### [What to produce]
Copy out the listing exactly.

[A run of records]
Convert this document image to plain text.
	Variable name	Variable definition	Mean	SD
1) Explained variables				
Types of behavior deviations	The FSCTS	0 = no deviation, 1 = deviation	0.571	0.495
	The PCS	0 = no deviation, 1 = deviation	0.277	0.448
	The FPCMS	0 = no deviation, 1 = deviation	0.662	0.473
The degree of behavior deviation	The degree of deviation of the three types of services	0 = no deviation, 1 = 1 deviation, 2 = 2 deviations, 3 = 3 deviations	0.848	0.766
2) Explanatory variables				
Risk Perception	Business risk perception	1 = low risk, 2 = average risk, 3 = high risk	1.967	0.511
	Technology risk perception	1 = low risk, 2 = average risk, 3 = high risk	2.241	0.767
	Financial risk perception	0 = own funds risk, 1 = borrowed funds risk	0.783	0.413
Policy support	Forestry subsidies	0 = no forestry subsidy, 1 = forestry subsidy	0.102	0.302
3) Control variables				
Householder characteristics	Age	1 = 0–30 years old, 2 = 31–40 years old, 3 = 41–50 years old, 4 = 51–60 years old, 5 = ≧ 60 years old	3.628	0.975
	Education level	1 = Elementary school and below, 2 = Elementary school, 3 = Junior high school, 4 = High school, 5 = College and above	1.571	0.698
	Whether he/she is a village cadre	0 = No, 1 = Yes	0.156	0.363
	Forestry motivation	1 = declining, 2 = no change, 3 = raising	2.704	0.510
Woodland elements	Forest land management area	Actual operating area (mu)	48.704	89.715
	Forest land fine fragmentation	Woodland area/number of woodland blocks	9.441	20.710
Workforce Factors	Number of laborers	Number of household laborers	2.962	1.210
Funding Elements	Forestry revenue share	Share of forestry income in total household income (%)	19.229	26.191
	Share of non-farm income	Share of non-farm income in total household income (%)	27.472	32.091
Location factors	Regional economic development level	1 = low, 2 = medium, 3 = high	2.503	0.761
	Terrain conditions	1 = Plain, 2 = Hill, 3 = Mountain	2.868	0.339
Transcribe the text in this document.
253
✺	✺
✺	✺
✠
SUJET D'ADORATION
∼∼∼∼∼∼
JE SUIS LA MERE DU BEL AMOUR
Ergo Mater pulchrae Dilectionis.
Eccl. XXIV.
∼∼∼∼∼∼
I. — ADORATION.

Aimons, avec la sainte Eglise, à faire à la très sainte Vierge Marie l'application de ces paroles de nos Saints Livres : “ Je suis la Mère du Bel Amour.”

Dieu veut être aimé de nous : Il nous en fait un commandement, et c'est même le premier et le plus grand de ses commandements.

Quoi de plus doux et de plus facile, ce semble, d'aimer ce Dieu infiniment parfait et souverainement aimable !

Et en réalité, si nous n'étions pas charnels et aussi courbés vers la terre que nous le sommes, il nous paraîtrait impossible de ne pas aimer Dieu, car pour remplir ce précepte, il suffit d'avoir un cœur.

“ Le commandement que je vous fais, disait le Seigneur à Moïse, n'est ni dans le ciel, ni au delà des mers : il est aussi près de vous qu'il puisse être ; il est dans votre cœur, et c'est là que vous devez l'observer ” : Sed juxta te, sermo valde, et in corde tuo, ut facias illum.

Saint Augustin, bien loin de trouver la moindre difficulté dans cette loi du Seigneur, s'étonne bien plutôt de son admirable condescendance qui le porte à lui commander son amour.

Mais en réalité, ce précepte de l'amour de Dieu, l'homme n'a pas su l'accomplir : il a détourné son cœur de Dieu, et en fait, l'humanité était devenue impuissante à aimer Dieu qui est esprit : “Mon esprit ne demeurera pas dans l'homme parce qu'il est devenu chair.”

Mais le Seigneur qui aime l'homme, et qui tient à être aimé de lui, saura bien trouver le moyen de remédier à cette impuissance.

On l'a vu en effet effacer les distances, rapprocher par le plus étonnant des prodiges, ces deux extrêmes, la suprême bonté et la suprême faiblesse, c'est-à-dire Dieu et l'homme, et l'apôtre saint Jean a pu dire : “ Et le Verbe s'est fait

### [Full output]
Convert this document image to plain text.
	Variable name	Variable definition	Mean	SD
1) Explained variables				
Types of behavior deviations	The FSCTS	0 = no deviation, 1 = deviation	0.571	0.495
	The PCS	0 = no deviation, 1 = deviation	0.277	0.448
	The FPCMS	0 = no deviation, 1 = deviation	0.662	0.473
The degree of behavior deviation	The degree of deviation of the three types of services	0 = no deviation, 1 = 1 deviation, 2 = 2 deviations, 3 = 3 deviations	0.848	0.766
2) Explanatory variables				
Risk Perception	Business risk perception	1 = low risk, 2 = average risk, 3 = high risk	1.967	0.511
	Technology risk perception	1 = low risk, 2 = average risk, 3 = high risk	2.241	0.767
	Financial risk perception	0 = own funds risk, 1 = borrowed funds risk	0.783	0.413
Policy support	Forestry subsidies	0 = no forestry subsidy, 1 = forestry subsidy	0.102	0.302
3) Control variables				
Householder characteristics	Age	1 = 0–30 years old, 2 = 31–40 years old, 3 = 41–50 years old, 4 = 51–60 years old, 5 = ≧ 60 years old	3.628	0.975
	Education level	1 = Elementary school and below, 2 = Elementary school, 3 = Junior high school, 4 = High school, 5 = College and above	1.571	0.698
	Whether he/she is a village cadre	0 = No, 1 = Yes	0.156	0.363
	Forestry motivation	1 = declining, 2 = no change, 3 = raising	2.704	0.510
Woodland elements	Forest land management area	Actual operating area (mu)	48.704	89.715
	Forest land fine fragmentation	Woodland area/number of woodland blocks	9.441	20.710
Workforce Factors	Number of laborers	Number of household laborers	2.962	1.210
Funding Elements	Forestry revenue share	Share of forestry income in total household income (%)	19.229	26.191
	Share of non-farm income	Share of non-farm income in total household income (%)	27.472	32.091
Location factors	Regional economic development level	1 = low, 2 = medium, 3 = high	2.503	0.761
	Terrain conditions	1 = Plain, 2 = Hill, 3 = Mountain	2.868	0.339
Transcribe the text in this document.
253
✺	✺
✺	✺
✠
SUJET D'ADORATION
∼∼∼∼∼∼
JE SUIS LA MERE DU BEL AMOUR
Ergo Mater pulchrae Dilectionis.
Eccl. XXIV.
∼∼∼∼∼∼
I. — ADORATION.

Aimons, avec la sainte Eglise, à faire à la très sainte Vierge Marie l'application de ces paroles de nos Saints Livres : “ Je suis la Mère du Bel Amour.”

Dieu veut être aimé de nous : Il nous en fait un commandement, et c'est même le premier et le plus grand de ses commandements.

Quoi de plus doux et de plus facile, ce semble, d'aimer ce Dieu infiniment parfait et souverainement aimable !

Et en réalité, si nous n'étions pas charnels et aussi courbés vers la terre que nous le sommes, il nous paraîtrait impossible de ne pas aimer Dieu, car pour remplir ce précepte, il suffit d'avoir un cœur.

“ Le commandement que je vous fais, disait le Seigneur à Moïse, n'est ni dans le ciel, ni au delà des mers : il est aussi près de vous qu'il puisse être ; il est dans votre cœur, et c'est là que vous devez l'observer ” : Sed juxta te, sermo valde, et in corde tuo, ut facias illum.

Saint Augustin, bien loin de trouver la moindre difficulté dans cette loi du Seigneur, s'étonne bien plutôt de son admirable condescendance qui le porte à lui commander son amour.

Mais en réalité, ce précepte de l'amour de Dieu, l'homme n'a pas su l'accomplir : il a détourné son cœur de Dieu, et en fait, l'humanité était devenue impuissante à aimer Dieu qui est esprit : “Mon esprit ne demeurera pas dans l'homme parce qu'il est devenu chair.”

Mais le Seigneur qui aime l'homme, et qui tient à être aimé de lui, saura bien trouver le moyen de remédier à cette impuissance.

On l'a vu en effet effacer les distances, rapprocher par le plus étonnant des prodiges, ces deux extrêmes, la suprême bonté et la suprême faiblesse, c'est-à-dire Dieu et l'homme, et l'apôtre saint Jean a pu dire : “ Et le Verbe s'est fait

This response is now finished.